▶ [Stated problem] Rewrite the rows from the first one through the line containing "laptop-top-view [336, 731, 651, 1059]", changing every "screenshot" to "image" and leaving everything else as it is.

*** Records for processing

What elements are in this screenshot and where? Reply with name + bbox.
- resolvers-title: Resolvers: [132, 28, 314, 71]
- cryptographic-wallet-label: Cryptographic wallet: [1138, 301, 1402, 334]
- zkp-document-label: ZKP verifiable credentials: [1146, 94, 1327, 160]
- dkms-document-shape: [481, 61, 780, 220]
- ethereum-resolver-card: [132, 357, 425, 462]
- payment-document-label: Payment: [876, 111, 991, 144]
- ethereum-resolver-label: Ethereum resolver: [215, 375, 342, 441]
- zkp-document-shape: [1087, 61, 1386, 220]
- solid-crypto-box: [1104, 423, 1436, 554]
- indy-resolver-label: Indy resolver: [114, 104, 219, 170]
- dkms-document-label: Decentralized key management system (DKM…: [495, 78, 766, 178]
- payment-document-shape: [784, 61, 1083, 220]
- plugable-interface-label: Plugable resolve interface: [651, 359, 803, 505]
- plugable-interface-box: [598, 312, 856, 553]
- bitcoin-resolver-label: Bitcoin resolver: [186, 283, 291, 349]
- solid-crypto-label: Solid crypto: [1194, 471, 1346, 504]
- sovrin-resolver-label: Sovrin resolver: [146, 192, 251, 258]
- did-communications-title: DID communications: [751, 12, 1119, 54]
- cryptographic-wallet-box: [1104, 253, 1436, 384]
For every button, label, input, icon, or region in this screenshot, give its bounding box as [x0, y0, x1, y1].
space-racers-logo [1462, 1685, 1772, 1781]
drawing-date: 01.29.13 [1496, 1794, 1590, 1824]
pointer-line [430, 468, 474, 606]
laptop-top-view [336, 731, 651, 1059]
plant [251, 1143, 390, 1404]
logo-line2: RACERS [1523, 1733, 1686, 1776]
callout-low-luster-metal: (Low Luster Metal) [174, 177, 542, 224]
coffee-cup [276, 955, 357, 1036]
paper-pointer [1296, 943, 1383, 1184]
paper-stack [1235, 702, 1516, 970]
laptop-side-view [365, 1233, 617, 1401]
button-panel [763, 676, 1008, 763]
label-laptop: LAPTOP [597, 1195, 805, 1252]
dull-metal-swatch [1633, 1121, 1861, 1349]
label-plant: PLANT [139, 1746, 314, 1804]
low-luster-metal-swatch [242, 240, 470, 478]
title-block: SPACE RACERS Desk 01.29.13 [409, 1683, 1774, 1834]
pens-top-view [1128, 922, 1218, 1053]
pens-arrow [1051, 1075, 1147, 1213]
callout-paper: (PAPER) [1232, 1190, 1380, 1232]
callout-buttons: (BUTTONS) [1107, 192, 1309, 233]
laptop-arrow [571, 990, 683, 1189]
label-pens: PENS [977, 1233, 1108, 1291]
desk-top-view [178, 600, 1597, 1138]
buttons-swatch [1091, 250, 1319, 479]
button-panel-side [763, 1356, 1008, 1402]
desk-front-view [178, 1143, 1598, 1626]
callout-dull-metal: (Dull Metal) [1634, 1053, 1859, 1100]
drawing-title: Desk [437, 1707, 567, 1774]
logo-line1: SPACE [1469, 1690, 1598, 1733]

******

▶ [The answer]
What elements are in this image and where? Reply with name + bbox.
- resolvers-title: Resolvers: [132, 28, 314, 71]
- cryptographic-wallet-label: Cryptographic wallet: [1138, 301, 1402, 334]
- zkp-document-label: ZKP verifiable credentials: [1146, 94, 1327, 160]
- dkms-document-shape: [481, 61, 780, 220]
- ethereum-resolver-card: [132, 357, 425, 462]
- payment-document-label: Payment: [876, 111, 991, 144]
- ethereum-resolver-label: Ethereum resolver: [215, 375, 342, 441]
- zkp-document-shape: [1087, 61, 1386, 220]
- solid-crypto-box: [1104, 423, 1436, 554]
- indy-resolver-label: Indy resolver: [114, 104, 219, 170]
- dkms-document-label: Decentralized key management system (DKM…: [495, 78, 766, 178]
- payment-document-shape: [784, 61, 1083, 220]
- plugable-interface-label: Plugable resolve interface: [651, 359, 803, 505]
- plugable-interface-box: [598, 312, 856, 553]
- bitcoin-resolver-label: Bitcoin resolver: [186, 283, 291, 349]
- solid-crypto-label: Solid crypto: [1194, 471, 1346, 504]
- sovrin-resolver-label: Sovrin resolver: [146, 192, 251, 258]
- did-communications-title: DID communications: [751, 12, 1119, 54]
- cryptographic-wallet-box: [1104, 253, 1436, 384]
For every button, label, input, icon, or region in this image, give its bounding box as [x0, y0, x1, y1].
space-racers-logo [1462, 1685, 1772, 1781]
drawing-date: 01.29.13 [1496, 1794, 1590, 1824]
pointer-line [430, 468, 474, 606]
laptop-top-view [336, 731, 651, 1059]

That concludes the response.